Problem details:
Print each line of the listing once more, precisely as given.

Material shown:
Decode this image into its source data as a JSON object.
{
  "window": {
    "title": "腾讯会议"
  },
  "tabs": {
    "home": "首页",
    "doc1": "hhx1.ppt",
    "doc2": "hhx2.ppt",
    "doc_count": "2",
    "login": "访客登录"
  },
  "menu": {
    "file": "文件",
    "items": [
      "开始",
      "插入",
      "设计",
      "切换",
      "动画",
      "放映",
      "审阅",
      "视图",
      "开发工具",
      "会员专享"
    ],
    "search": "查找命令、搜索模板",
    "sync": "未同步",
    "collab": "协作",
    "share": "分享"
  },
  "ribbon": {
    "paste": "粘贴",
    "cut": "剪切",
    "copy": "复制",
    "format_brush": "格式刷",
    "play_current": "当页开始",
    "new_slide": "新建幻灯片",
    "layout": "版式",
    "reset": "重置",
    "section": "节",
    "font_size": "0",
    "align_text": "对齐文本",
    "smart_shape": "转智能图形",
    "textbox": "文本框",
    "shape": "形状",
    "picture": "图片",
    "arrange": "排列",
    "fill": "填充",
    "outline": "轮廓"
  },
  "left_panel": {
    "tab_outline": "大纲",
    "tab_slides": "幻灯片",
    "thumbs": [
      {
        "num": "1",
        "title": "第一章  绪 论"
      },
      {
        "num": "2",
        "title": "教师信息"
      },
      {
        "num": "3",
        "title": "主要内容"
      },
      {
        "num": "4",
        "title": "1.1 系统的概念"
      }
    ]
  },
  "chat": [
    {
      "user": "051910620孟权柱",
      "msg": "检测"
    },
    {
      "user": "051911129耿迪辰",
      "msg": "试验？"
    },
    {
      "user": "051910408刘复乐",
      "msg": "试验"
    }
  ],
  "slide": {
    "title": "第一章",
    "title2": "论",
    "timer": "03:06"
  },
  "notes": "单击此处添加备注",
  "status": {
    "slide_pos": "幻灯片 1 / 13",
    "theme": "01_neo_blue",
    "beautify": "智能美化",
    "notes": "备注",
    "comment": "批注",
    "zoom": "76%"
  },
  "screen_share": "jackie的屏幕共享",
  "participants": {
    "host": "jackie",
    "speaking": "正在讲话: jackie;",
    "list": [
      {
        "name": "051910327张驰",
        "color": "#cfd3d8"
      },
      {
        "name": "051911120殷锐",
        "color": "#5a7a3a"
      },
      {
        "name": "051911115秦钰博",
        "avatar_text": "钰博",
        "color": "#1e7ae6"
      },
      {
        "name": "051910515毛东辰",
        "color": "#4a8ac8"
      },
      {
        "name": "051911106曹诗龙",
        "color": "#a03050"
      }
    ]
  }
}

Solved exercise:
Decode this image into its source data as a JSON object.
{
  "window": {
    "title": "腾讯会议"
  },
  "tabs": {
    "home": "首页",
    "doc1": "hhx1.ppt",
    "doc2": "hhx2.ppt",
    "doc_count": "2",
    "login": "访客登录"
  },
  "menu": {
    "file": "文件",
    "items": [
      "开始",
      "插入",
      "设计",
      "切换",
      "动画",
      "放映",
      "审阅",
      "视图",
      "开发工具",
      "会员专享"
    ],
    "search": "查找命令、搜索模板",
    "sync": "未同步",
    "collab": "协作",
    "share": "分享"
  },
  "ribbon": {
    "paste": "粘贴",
    "cut": "剪切",
    "copy": "复制",
    "format_brush": "格式刷",
    "play_current": "当页开始",
    "new_slide": "新建幻灯片",
    "layout": "版式",
    "reset": "重置",
    "section": "节",
    "font_size": "0",
    "align_text": "对齐文本",
    "smart_shape": "转智能图形",
    "textbox": "文本框",
    "shape": "形状",
    "picture": "图片",
    "arrange": "排列",
    "fill": "填充",
    "outline": "轮廓"
  },
  "left_panel": {
    "tab_outline": "大纲",
    "tab_slides": "幻灯片",
    "thumbs": [
      {
        "num": "1",
        "title": "第一章  绪 论"
      },
      {
        "num": "2",
        "title": "教师信息"
      },
      {
        "num": "3",
        "title": "主要内容"
      },
      {
        "num": "4",
        "title": "1.1 系统的概念"
      }
    ]
  },
  "chat": [
    {
      "user": "051910620孟权柱",
      "msg": "检测"
    },
    {
      "user": "051911129耿迪辰",
      "msg": "试验？"
    },
    {
      "user": "051910408刘复乐",
      "msg": "试验"
    }
  ],
  "slide": {
    "title": "第一章",
    "title2": "论",
    "timer": "03:06"
  },
  "notes": "单击此处添加备注",
  "status": {
    "slide_pos": "幻灯片 1 / 13",
    "theme": "01_neo_blue",
    "beautify": "智能美化",
    "notes": "备注",
    "comment": "批注",
    "zoom": "76%"
  },
  "screen_share": "jackie的屏幕共享",
  "participants": {
    "host": "jackie",
    "speaking": "正在讲话: jackie;",
    "list": [
      {
        "name": "051910327张驰",
        "color": "#cfd3d8"
      },
      {
        "name": "051911120殷锐",
        "color": "#5a7a3a"
      },
      {
        "name": "051911115秦钰博",
        "avatar_text": "钰博",
        "color": "#1e7ae6"
      },
      {
        "name": "051910515毛东辰",
        "color": "#4a8ac8"
      },
      {
        "name": "051911106曹诗龙",
        "color": "#a03050"
      }
    ]
  }
}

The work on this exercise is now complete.